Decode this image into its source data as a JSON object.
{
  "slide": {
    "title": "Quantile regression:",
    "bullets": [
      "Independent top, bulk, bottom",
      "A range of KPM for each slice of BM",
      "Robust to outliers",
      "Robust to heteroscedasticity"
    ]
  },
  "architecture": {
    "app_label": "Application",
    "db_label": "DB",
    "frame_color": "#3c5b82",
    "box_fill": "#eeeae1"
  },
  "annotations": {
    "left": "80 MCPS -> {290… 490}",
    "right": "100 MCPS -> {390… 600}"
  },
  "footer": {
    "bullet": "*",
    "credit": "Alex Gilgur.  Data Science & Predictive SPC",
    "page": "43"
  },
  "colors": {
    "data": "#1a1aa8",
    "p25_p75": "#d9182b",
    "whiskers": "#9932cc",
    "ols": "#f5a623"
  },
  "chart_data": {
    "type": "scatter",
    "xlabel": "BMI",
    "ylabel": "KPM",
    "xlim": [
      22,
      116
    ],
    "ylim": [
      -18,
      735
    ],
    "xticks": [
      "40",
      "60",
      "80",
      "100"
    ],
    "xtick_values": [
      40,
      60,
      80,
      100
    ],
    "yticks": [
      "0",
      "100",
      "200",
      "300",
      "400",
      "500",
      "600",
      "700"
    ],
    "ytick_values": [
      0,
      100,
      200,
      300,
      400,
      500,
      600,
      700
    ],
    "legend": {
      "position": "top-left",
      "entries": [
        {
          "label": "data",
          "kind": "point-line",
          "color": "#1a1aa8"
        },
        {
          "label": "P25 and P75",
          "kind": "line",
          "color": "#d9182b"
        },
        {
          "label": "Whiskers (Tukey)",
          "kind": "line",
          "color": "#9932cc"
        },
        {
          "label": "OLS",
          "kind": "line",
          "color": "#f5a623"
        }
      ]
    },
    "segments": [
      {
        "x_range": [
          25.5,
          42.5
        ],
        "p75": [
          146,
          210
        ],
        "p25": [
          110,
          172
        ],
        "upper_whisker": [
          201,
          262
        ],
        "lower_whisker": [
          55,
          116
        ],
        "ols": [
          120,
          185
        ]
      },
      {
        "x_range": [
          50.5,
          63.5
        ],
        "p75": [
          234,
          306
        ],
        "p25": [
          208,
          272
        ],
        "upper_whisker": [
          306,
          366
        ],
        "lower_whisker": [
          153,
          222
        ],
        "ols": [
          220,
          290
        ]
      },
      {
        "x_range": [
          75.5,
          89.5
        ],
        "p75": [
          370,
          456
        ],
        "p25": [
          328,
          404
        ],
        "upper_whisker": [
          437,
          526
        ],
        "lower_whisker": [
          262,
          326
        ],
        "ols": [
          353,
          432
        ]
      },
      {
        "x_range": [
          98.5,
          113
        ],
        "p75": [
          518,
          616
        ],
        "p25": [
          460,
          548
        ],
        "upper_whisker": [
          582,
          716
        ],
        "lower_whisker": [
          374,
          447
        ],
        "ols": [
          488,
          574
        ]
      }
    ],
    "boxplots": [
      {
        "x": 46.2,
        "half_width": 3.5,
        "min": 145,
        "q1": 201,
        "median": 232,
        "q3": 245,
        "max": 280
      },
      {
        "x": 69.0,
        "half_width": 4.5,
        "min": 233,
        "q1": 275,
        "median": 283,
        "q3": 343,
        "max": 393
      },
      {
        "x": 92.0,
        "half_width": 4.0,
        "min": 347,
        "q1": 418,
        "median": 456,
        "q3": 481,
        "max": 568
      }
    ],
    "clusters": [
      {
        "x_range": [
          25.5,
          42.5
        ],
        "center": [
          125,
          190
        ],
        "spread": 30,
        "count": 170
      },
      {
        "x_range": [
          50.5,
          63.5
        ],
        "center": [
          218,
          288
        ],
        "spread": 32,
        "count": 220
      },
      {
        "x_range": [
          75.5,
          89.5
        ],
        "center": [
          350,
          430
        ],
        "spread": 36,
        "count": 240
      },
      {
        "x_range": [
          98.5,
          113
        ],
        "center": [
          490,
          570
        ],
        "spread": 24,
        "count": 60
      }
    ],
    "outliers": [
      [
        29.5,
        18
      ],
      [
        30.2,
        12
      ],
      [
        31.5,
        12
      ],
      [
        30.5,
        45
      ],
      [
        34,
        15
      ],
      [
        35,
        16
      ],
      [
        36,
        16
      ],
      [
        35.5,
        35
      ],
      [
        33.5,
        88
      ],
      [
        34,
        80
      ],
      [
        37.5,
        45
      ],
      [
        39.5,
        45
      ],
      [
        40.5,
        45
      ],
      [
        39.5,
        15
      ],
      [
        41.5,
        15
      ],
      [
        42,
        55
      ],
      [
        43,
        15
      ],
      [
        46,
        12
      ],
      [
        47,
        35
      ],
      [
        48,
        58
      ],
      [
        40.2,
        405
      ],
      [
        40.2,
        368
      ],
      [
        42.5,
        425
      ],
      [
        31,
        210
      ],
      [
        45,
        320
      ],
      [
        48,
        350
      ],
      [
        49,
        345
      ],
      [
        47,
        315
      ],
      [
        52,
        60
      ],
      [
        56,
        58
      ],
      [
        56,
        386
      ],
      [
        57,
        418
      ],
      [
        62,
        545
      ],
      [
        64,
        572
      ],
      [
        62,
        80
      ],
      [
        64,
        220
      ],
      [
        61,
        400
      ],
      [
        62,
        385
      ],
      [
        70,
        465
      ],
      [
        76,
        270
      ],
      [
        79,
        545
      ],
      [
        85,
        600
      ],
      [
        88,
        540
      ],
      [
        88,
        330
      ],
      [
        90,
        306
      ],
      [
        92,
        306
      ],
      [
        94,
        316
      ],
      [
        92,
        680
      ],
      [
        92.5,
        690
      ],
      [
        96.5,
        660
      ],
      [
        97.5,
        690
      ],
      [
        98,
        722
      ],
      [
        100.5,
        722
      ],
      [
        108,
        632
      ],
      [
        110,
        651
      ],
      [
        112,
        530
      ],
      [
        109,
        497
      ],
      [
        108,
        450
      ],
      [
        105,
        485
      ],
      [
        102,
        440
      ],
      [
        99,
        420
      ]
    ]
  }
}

::::::

■ What this task involves ■
Every record above needs to be repeated word for word.

■ Solution for this exercise ■
Decode this image into its source data as a JSON object.
{
  "slide": {
    "title": "Quantile regression:",
    "bullets": [
      "Independent top, bulk, bottom",
      "A range of KPM for each slice of BM",
      "Robust to outliers",
      "Robust to heteroscedasticity"
    ]
  },
  "architecture": {
    "app_label": "Application",
    "db_label": "DB",
    "frame_color": "#3c5b82",
    "box_fill": "#eeeae1"
  },
  "annotations": {
    "left": "80 MCPS -> {290… 490}",
    "right": "100 MCPS -> {390… 600}"
  },
  "footer": {
    "bullet": "*",
    "credit": "Alex Gilgur.  Data Science & Predictive SPC",
    "page": "43"
  },
  "colors": {
    "data": "#1a1aa8",
    "p25_p75": "#d9182b",
    "whiskers": "#9932cc",
    "ols": "#f5a623"
  },
  "chart_data": {
    "type": "scatter",
    "xlabel": "BMI",
    "ylabel": "KPM",
    "xlim": [
      22,
      116
    ],
    "ylim": [
      -18,
      735
    ],
    "xticks": [
      "40",
      "60",
      "80",
      "100"
    ],
    "xtick_values": [
      40,
      60,
      80,
      100
    ],
    "yticks": [
      "0",
      "100",
      "200",
      "300",
      "400",
      "500",
      "600",
      "700"
    ],
    "ytick_values": [
      0,
      100,
      200,
      300,
      400,
      500,
      600,
      700
    ],
    "legend": {
      "position": "top-left",
      "entries": [
        {
          "label": "data",
          "kind": "point-line",
          "color": "#1a1aa8"
        },
        {
          "label": "P25 and P75",
          "kind": "line",
          "color": "#d9182b"
        },
        {
          "label": "Whiskers (Tukey)",
          "kind": "line",
          "color": "#9932cc"
        },
        {
          "label": "OLS",
          "kind": "line",
          "color": "#f5a623"
        }
      ]
    },
    "segments": [
      {
        "x_range": [
          25.5,
          42.5
        ],
        "p75": [
          146,
          210
        ],
        "p25": [
          110,
          172
        ],
        "upper_whisker": [
          201,
          262
        ],
        "lower_whisker": [
          55,
          116
        ],
        "ols": [
          120,
          185
        ]
      },
      {
        "x_range": [
          50.5,
          63.5
        ],
        "p75": [
          234,
          306
        ],
        "p25": [
          208,
          272
        ],
        "upper_whisker": [
          306,
          366
        ],
        "lower_whisker": [
          153,
          222
        ],
        "ols": [
          220,
          290
        ]
      },
      {
        "x_range": [
          75.5,
          89.5
        ],
        "p75": [
          370,
          456
        ],
        "p25": [
          328,
          404
        ],
        "upper_whisker": [
          437,
          526
        ],
        "lower_whisker": [
          262,
          326
        ],
        "ols": [
          353,
          432
        ]
      },
      {
        "x_range": [
          98.5,
          113
        ],
        "p75": [
          518,
          616
        ],
        "p25": [
          460,
          548
        ],
        "upper_whisker": [
          582,
          716
        ],
        "lower_whisker": [
          374,
          447
        ],
        "ols": [
          488,
          574
        ]
      }
    ],
    "boxplots": [
      {
        "x": 46.2,
        "half_width": 3.5,
        "min": 145,
        "q1": 201,
        "median": 232,
        "q3": 245,
        "max": 280
      },
      {
        "x": 69.0,
        "half_width": 4.5,
        "min": 233,
        "q1": 275,
        "median": 283,
        "q3": 343,
        "max": 393
      },
      {
        "x": 92.0,
        "half_width": 4.0,
        "min": 347,
        "q1": 418,
        "median": 456,
        "q3": 481,
        "max": 568
      }
    ],
    "clusters": [
      {
        "x_range": [
          25.5,
          42.5
        ],
        "center": [
          125,
          190
        ],
        "spread": 30,
        "count": 170
      },
      {
        "x_range": [
          50.5,
          63.5
        ],
        "center": [
          218,
          288
        ],
        "spread": 32,
        "count": 220
      },
      {
        "x_range": [
          75.5,
          89.5
        ],
        "center": [
          350,
          430
        ],
        "spread": 36,
        "count": 240
      },
      {
        "x_range": [
          98.5,
          113
        ],
        "center": [
          490,
          570
        ],
        "spread": 24,
        "count": 60
      }
    ],
    "outliers": [
      [
        29.5,
        18
      ],
      [
        30.2,
        12
      ],
      [
        31.5,
        12
      ],
      [
        30.5,
        45
      ],
      [
        34,
        15
      ],
      [
        35,
        16
      ],
      [
        36,
        16
      ],
      [
        35.5,
        35
      ],
      [
        33.5,
        88
      ],
      [
        34,
        80
      ],
      [
        37.5,
        45
      ],
      [
        39.5,
        45
      ],
      [
        40.5,
        45
      ],
      [
        39.5,
        15
      ],
      [
        41.5,
        15
      ],
      [
        42,
        55
      ],
      [
        43,
        15
      ],
      [
        46,
        12
      ],
      [
        47,
        35
      ],
      [
        48,
        58
      ],
      [
        40.2,
        405
      ],
      [
        40.2,
        368
      ],
      [
        42.5,
        425
      ],
      [
        31,
        210
      ],
      [
        45,
        320
      ],
      [
        48,
        350
      ],
      [
        49,
        345
      ],
      [
        47,
        315
      ],
      [
        52,
        60
      ],
      [
        56,
        58
      ],
      [
        56,
        386
      ],
      [
        57,
        418
      ],
      [
        62,
        545
      ],
      [
        64,
        572
      ],
      [
        62,
        80
      ],
      [
        64,
        220
      ],
      [
        61,
        400
      ],
      [
        62,
        385
      ],
      [
        70,
        465
      ],
      [
        76,
        270
      ],
      [
        79,
        545
      ],
      [
        85,
        600
      ],
      [
        88,
        540
      ],
      [
        88,
        330
      ],
      [
        90,
        306
      ],
      [
        92,
        306
      ],
      [
        94,
        316
      ],
      [
        92,
        680
      ],
      [
        92.5,
        690
      ],
      [
        96.5,
        660
      ],
      [
        97.5,
        690
      ],
      [
        98,
        722
      ],
      [
        100.5,
        722
      ],
      [
        108,
        632
      ],
      [
        110,
        651
      ],
      [
        112,
        530
      ],
      [
        109,
        497
      ],
      [
        108,
        450
      ],
      [
        105,
        485
      ],
      [
        102,
        440
      ],
      [
        99,
        420
      ]
    ]
  }
}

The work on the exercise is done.